Source records:
━━━━━━━━━━━━━━━━━━━━

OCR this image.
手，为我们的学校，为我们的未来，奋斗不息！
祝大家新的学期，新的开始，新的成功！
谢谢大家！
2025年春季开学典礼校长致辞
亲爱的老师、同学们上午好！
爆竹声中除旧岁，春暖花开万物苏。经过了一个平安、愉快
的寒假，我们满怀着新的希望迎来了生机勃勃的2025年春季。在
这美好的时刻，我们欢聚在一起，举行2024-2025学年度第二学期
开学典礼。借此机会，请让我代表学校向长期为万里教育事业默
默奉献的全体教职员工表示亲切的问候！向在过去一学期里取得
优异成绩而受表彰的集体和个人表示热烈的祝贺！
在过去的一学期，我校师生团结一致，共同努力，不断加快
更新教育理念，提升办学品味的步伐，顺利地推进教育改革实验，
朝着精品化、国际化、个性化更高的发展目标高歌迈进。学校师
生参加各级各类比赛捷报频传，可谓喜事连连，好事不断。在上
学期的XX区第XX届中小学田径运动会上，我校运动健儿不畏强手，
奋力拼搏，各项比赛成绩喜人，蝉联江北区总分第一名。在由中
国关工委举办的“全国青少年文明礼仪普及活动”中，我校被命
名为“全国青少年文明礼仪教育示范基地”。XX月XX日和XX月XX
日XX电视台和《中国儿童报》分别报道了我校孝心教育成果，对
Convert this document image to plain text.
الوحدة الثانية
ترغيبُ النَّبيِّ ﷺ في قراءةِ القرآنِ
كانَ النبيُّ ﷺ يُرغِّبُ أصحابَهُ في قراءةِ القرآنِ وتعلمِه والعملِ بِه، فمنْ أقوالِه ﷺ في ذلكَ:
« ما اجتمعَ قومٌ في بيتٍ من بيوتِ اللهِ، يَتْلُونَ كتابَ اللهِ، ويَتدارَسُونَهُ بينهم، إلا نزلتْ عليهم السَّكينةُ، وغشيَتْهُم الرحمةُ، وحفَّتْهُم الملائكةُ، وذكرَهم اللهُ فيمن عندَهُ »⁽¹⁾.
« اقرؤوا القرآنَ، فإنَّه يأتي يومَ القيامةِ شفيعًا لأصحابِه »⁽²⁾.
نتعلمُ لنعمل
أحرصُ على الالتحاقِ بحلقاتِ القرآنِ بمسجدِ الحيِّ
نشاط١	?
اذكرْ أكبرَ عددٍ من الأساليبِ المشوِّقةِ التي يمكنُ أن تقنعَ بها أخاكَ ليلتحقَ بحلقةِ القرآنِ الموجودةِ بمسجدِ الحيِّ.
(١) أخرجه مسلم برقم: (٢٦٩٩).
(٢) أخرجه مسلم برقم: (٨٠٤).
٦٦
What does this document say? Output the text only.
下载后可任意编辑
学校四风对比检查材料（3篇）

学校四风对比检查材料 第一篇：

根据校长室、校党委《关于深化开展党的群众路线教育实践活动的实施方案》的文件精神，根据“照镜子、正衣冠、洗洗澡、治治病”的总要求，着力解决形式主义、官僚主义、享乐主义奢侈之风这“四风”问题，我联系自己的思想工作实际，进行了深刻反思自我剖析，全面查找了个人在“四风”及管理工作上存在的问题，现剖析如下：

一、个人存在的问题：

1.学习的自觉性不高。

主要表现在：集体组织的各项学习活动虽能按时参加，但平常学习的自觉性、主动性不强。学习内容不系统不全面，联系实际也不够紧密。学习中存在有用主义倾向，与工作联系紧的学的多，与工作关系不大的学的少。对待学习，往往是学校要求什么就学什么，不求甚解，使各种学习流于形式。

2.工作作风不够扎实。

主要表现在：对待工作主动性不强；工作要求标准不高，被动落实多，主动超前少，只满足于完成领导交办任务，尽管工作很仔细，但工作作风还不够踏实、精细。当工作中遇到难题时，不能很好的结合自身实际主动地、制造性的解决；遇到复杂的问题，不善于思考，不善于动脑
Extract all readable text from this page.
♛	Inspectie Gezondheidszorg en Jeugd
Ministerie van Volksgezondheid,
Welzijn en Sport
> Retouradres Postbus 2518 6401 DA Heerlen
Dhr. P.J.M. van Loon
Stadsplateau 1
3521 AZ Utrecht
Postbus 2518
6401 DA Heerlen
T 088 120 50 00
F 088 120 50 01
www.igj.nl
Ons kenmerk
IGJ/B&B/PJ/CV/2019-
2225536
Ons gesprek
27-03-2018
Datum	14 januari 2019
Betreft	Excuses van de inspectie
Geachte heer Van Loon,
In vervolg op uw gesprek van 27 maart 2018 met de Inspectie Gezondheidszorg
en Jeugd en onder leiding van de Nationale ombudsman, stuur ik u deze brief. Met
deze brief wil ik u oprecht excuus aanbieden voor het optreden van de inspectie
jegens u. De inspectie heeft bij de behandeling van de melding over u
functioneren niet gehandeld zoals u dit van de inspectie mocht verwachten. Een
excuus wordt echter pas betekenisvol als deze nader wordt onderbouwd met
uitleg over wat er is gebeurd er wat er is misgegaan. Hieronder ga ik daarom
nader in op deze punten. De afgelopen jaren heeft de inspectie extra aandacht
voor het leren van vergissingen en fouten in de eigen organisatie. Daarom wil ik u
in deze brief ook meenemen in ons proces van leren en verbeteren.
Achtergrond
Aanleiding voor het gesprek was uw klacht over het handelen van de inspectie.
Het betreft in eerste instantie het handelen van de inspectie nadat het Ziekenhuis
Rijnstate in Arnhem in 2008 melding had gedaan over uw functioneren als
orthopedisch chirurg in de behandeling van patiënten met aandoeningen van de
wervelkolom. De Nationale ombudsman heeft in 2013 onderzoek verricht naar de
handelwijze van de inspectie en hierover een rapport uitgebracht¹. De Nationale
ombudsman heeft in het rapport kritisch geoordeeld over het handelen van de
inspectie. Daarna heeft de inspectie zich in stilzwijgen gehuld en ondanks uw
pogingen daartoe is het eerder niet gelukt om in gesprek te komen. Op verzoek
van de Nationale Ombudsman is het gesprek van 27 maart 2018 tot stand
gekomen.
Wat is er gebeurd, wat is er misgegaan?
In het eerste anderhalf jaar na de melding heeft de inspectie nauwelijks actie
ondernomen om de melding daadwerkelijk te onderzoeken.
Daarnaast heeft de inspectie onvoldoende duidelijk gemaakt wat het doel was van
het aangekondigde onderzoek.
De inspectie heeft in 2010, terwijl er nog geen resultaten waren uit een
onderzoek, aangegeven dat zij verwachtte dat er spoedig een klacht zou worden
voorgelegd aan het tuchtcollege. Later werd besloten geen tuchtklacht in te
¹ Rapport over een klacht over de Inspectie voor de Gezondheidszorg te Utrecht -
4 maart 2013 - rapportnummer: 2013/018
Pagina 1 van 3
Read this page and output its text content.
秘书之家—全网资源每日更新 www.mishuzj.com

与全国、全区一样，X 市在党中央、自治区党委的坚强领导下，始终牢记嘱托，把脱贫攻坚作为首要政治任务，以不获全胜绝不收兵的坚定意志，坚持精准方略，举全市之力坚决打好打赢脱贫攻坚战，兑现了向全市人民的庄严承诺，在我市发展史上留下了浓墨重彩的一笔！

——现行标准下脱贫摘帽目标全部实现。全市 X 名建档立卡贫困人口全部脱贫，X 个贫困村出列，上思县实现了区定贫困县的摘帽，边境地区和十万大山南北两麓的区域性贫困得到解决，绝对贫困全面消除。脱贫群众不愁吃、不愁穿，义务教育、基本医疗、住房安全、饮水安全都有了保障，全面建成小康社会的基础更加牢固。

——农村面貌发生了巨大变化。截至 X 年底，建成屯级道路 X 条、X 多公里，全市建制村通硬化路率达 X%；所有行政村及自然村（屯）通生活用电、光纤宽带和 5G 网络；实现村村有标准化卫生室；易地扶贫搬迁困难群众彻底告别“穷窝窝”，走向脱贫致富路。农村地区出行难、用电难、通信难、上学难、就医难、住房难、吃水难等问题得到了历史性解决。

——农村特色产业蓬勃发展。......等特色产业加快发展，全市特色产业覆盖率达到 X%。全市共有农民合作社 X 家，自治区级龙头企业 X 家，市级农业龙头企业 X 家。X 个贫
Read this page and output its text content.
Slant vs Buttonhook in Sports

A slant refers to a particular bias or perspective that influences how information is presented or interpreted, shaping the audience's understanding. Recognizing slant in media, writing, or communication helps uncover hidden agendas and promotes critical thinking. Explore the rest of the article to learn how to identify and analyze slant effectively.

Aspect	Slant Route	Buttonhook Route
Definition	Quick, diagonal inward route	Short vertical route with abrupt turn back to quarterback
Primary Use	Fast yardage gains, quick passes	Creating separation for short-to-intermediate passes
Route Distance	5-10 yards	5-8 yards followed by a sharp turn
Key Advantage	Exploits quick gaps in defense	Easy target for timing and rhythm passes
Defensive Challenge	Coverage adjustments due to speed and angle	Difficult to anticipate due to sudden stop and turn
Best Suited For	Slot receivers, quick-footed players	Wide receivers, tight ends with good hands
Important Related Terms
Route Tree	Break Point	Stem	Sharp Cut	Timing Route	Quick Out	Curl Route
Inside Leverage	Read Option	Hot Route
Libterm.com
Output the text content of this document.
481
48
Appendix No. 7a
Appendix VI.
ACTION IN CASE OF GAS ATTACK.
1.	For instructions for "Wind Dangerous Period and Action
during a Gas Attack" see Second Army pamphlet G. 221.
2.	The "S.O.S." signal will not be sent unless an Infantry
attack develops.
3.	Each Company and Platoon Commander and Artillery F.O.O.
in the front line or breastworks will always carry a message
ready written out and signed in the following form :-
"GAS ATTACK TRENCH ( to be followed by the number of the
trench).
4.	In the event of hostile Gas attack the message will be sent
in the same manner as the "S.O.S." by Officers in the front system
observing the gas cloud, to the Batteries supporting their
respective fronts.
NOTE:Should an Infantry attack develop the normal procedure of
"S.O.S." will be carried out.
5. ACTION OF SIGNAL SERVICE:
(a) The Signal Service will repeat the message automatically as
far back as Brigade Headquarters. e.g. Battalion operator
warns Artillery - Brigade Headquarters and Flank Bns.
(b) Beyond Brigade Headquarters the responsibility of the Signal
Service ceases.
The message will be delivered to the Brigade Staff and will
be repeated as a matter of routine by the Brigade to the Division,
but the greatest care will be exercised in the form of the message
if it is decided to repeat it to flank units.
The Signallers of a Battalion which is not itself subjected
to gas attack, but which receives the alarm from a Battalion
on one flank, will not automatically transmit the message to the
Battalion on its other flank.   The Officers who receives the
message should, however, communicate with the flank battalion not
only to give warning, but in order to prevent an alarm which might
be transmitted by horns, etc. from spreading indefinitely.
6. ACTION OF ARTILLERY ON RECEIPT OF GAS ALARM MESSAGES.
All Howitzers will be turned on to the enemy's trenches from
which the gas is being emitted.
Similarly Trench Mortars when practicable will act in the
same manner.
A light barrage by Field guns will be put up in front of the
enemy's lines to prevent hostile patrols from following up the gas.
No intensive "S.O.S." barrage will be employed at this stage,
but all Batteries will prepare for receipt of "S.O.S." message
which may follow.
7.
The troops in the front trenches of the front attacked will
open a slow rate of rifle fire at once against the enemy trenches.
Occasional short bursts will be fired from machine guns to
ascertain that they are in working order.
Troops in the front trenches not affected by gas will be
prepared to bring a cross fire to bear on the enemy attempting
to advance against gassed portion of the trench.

━━━━━━━━━━━━━━━━━━━━

Look through the entries and find each line that has the string "text". Copy those lines.

Convert this document image to plain text.
What does this document say? Output the text only.
Extract all readable text from this page.
Read this page and output its text content.
Read this page and output its text content.
Output the text content of this document.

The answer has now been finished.